=== ARTICLE ===

The introduction of XML encouraged the creation of many vocabularies beyond HTML to represent arbitrary data structures. As business records in the real world were created in digital form in the late 1990s, fueled by the Web as an input output medium, XML became the natural choice to represent business records in a non-normalized format, much like paper forms or stone tablets are non-normalized business records. Free open source XML software were derived from SGML processors, or brand new processors that could parse well-formed XML were created, removing the need for custom parsers.

More specifications were introduced to support XML, for example XML schemas which enabled institutions and consortia to specify exactly what constitutes acceptable content in a particular business record. Validating parsers became widely available. Namespaces enable a business record to contain data whose definitions are owned by different groups. Namespaces enable institutions to re-use, partition, or extend business record structures. Digital signatures can be applied to XML, to ensure that it has not been tampered with, in a similar way that signatures and seals were used on vellum and paper.

Specifications were introduced that describe how XML records should be transmitted, including WSDL, SOAP, RSS and Atom. They make it possible to build general purpose frameworks around business record exchange, such as feed technologies and Service-Oriented Architectures (SOA).

The number of consortia that define business record standards in XML for their industry has grown. Corporations are beginning to use the standardized XML structures instead of defining their own XML business records. Examples include the Financial Products Markup Language (FpML)[‎‎52], the Financial Information eXchange Protocol (FIXML) [‎‎54], EML (Election Markup Language) [‎‎55], HL7 (Health Level 7) [‎‎56], HR-XML (Human Resources XML) [‎‎57], the OTA (Open Travel Alliance) [‎‎58], and the Open Applications Group Integration Specification (OAGIS) [‎‎53]. Formats such as IS20022 Universal financial industry message scheme [‎59] used in banking, and UBL (Universal Business Language) [‎‎60] are mandated, and subject to regulation, in parts of the world. In many industries, for the first time, it has become possible to store and manipulate business records directly, as in the eras prior to computers with tablets and paper. However, the practice of normalizing the (XML) business records for storage continued.

=== LISTED RECORDS ===

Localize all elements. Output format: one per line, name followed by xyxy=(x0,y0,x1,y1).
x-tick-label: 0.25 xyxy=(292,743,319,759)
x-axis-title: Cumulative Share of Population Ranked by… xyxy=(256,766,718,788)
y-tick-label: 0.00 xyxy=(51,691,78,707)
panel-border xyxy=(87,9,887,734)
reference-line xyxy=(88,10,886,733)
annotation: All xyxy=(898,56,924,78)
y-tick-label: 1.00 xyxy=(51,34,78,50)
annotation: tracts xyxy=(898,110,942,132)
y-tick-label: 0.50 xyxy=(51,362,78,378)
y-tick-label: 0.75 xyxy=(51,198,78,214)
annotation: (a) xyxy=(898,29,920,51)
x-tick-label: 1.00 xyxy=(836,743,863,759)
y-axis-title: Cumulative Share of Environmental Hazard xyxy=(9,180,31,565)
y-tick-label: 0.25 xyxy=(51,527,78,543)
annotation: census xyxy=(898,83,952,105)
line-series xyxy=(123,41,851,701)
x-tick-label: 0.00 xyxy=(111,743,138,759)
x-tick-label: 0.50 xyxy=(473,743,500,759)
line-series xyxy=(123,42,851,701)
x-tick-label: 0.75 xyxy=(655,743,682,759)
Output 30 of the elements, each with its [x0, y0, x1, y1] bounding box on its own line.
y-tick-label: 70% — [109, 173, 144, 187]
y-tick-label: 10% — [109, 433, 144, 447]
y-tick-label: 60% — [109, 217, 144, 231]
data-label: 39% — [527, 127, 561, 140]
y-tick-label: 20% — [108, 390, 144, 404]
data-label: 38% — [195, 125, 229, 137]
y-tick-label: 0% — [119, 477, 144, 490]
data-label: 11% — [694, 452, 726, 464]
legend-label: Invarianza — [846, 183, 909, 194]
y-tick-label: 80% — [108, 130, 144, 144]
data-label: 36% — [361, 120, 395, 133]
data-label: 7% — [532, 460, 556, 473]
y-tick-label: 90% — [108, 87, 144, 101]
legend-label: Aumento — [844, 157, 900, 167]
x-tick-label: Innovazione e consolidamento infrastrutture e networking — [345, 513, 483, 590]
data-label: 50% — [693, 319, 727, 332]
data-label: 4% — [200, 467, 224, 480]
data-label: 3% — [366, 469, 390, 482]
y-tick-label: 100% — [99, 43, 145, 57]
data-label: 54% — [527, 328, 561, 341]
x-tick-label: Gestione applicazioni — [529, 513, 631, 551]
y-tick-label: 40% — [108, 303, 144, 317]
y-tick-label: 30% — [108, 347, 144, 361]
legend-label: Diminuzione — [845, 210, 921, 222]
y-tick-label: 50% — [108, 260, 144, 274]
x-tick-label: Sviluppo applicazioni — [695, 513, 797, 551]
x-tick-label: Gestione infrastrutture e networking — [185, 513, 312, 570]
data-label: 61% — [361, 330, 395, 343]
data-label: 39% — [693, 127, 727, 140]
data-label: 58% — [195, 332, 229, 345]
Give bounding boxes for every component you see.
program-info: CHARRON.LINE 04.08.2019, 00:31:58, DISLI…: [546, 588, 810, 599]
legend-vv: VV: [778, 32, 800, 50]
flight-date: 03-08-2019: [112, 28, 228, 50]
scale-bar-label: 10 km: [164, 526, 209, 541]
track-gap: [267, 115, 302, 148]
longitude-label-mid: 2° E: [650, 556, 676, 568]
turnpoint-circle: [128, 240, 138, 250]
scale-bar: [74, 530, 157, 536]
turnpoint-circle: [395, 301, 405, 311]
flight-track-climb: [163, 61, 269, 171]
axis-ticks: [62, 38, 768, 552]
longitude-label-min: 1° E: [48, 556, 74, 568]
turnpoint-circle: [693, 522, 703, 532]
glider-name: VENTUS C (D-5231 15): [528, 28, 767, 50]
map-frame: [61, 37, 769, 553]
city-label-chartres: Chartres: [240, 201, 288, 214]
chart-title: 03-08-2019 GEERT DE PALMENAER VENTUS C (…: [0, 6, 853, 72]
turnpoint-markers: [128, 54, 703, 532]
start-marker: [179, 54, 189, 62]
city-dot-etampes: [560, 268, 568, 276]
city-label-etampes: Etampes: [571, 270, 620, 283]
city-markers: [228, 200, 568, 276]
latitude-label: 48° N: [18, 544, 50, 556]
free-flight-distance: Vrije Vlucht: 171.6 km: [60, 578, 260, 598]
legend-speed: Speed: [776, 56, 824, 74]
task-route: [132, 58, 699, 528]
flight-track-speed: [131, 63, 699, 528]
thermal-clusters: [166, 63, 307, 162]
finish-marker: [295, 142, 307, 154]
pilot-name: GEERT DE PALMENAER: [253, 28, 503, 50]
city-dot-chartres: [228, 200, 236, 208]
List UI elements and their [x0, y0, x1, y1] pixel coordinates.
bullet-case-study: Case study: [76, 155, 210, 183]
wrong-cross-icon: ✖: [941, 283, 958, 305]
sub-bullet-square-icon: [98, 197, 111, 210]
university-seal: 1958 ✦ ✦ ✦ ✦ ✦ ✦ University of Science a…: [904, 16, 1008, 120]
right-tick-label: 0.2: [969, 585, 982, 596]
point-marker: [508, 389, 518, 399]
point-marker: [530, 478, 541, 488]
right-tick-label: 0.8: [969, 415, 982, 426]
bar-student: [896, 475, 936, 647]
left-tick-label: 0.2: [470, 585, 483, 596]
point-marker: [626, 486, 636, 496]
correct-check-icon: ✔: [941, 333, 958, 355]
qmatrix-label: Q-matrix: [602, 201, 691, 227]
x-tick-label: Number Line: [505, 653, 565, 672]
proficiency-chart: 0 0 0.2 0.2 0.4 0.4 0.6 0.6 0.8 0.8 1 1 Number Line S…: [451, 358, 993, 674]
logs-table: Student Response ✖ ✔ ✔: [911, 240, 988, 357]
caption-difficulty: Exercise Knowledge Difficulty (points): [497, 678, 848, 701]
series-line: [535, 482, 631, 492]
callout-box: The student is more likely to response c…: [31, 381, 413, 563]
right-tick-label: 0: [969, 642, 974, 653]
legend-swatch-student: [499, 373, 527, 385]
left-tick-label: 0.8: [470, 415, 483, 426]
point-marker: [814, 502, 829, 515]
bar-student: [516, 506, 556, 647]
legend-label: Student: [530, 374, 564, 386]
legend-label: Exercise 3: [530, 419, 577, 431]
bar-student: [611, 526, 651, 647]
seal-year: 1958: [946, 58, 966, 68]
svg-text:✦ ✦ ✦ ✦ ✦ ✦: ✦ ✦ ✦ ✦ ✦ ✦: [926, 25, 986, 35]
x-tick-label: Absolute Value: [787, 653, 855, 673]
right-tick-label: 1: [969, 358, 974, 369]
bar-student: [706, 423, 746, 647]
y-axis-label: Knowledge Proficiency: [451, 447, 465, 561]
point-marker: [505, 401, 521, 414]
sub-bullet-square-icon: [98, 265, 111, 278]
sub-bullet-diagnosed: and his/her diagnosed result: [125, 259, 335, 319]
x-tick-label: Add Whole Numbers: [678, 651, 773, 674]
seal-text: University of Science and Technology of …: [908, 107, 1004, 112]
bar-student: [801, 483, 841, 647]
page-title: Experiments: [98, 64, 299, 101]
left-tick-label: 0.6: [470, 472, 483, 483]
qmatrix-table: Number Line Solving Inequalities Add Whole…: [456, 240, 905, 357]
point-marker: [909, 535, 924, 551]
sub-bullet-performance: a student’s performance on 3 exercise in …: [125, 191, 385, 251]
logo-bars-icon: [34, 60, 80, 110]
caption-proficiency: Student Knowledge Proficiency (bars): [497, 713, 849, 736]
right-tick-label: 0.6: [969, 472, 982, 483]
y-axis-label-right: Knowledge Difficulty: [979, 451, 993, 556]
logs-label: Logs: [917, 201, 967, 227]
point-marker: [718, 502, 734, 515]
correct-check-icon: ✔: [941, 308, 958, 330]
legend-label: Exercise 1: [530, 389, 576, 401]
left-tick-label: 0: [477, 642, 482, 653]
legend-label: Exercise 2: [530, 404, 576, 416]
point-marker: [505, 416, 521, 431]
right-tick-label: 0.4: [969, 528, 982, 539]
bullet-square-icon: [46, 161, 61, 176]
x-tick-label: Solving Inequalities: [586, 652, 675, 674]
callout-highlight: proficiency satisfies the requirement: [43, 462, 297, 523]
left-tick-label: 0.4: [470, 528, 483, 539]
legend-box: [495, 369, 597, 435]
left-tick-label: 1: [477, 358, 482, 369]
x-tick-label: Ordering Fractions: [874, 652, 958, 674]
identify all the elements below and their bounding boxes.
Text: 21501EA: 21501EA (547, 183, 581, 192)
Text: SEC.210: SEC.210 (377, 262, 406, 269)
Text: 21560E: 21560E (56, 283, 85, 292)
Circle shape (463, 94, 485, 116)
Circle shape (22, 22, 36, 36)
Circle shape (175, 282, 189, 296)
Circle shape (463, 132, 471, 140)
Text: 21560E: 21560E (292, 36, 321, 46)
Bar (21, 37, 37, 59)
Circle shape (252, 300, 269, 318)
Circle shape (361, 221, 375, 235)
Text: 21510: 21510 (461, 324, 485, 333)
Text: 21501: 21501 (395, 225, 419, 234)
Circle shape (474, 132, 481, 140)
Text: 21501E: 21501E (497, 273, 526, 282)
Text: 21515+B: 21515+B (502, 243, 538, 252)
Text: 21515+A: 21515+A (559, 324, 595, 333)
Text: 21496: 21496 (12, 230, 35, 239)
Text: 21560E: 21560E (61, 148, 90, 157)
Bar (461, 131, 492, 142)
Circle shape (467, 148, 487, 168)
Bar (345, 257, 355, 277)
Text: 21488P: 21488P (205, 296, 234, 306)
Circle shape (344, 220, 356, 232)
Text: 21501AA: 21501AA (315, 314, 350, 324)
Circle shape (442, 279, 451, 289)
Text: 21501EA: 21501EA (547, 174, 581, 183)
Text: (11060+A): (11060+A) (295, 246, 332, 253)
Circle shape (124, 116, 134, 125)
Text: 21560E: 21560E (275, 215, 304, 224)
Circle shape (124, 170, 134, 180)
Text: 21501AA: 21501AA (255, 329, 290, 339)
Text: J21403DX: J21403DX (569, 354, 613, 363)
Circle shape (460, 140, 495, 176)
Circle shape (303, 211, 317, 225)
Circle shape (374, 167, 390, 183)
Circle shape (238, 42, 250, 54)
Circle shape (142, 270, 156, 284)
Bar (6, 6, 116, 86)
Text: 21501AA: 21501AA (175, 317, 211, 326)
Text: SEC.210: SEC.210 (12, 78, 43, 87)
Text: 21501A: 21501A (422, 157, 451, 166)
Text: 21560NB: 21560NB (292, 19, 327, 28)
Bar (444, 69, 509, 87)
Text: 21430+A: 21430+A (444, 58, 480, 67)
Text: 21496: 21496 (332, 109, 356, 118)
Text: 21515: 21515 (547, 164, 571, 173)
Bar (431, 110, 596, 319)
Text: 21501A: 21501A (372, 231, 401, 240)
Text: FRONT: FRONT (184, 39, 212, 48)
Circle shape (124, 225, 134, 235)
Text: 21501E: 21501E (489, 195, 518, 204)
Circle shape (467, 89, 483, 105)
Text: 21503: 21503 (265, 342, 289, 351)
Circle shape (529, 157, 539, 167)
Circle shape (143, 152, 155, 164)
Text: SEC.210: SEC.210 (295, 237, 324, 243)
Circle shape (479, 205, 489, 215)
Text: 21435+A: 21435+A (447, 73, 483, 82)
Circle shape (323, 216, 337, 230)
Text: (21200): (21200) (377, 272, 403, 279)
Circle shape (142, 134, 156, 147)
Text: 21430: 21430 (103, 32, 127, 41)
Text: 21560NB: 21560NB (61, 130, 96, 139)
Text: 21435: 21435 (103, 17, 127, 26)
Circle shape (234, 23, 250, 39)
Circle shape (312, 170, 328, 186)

===

WHAT TO WORK ON =>
1. Extract the section of the passage on XML business records from "More specifications were" to "vellum and paper.".
2. According to the passage on XML business records, why are digital signatures applied to XML, and what earlier practice does the passage compare this to? Answer in one to three sentences.
3. Proceed with the passage on XML business records from the point at which it stops.
The records were drawn from a separate source.

ANSWERS TO THE TASKS =>
1.
More specifications were introduced to support XML, for example XML schemas which enabled institutions and consortia to specify exactly what constitutes acceptable content in a particular business record. Validating parsers became widely available. Namespaces enable a business record to contain data whose definitions are owned by different groups. Namespaces enable institutions to re-use, partition, or extend business record structures. Digital signatures can be applied to XML, to ensure that it has not been tampered with, in a similar way that signatures and seals were used on vellum and paper.

2. Digital signatures are applied to XML to ensure that it has not been tampered with. The passage compares this to the way signatures and seals were used on vellum and paper.

3.
In the early 21st century, many business records are created and represented in XML. Business records in XML are exchanged between and within institutions through file transfer, HTTP, Web 2.0, and web services. They represent business objects or agreements between two or more parties. A common assumption is that processing XML is inefficient. Hence, many architects continue to design systems that convert business records to normalized relational tables and back, just as they did in 1995 converting between HTML and relational data, and in 1980 converting between paper records and relational data through scanners and human operators.

Summary

Up until the advent of commercial computing in the middle of the 20th century, business records were stored and processed the same form in which they were originally created. Examples include stone tablets, tally sticks, and paper forms. With the introduction of computing systems, data normalization was devised to organize business records such that each data item was stored exactly once to conserve storage and avoid update anomalies. Normalization was developed in the 1970s for compelling reasons at the time. Disk space was scarce and expensive, business records were not as complex as today, and only the latest version of each information was expected to be stored. Hence, the effort of converting business records to and from the normalized representation in computers was generally accepted.

With the emergence of data warehouses and business intelligence in the early 1990s, the drawbacks of normalization received attention. A normalized database schema is an unnatural representation of business records, very hard to understand for business users, and inefficient for the formulation and processing of analytical business queries. As result, denormalization was introduced to undo these shortcomings to a certain degree.

And the IT world continues to change in the 21st century. The cost per MB of digital storage space has dropped tremendously. Due to advances in storage density and compression, normalization is no longer required for the sake of saving space. Similarly, audit and compliance regulations require many applications today to retain a history of their data objects. As a result, inserts of new and immutable versions of data objects are often more common than updates of existing data, which reduces the risk of update anomalies. Hence, the need for data normalization is not as universally applicable anymore as it was in the 1970s.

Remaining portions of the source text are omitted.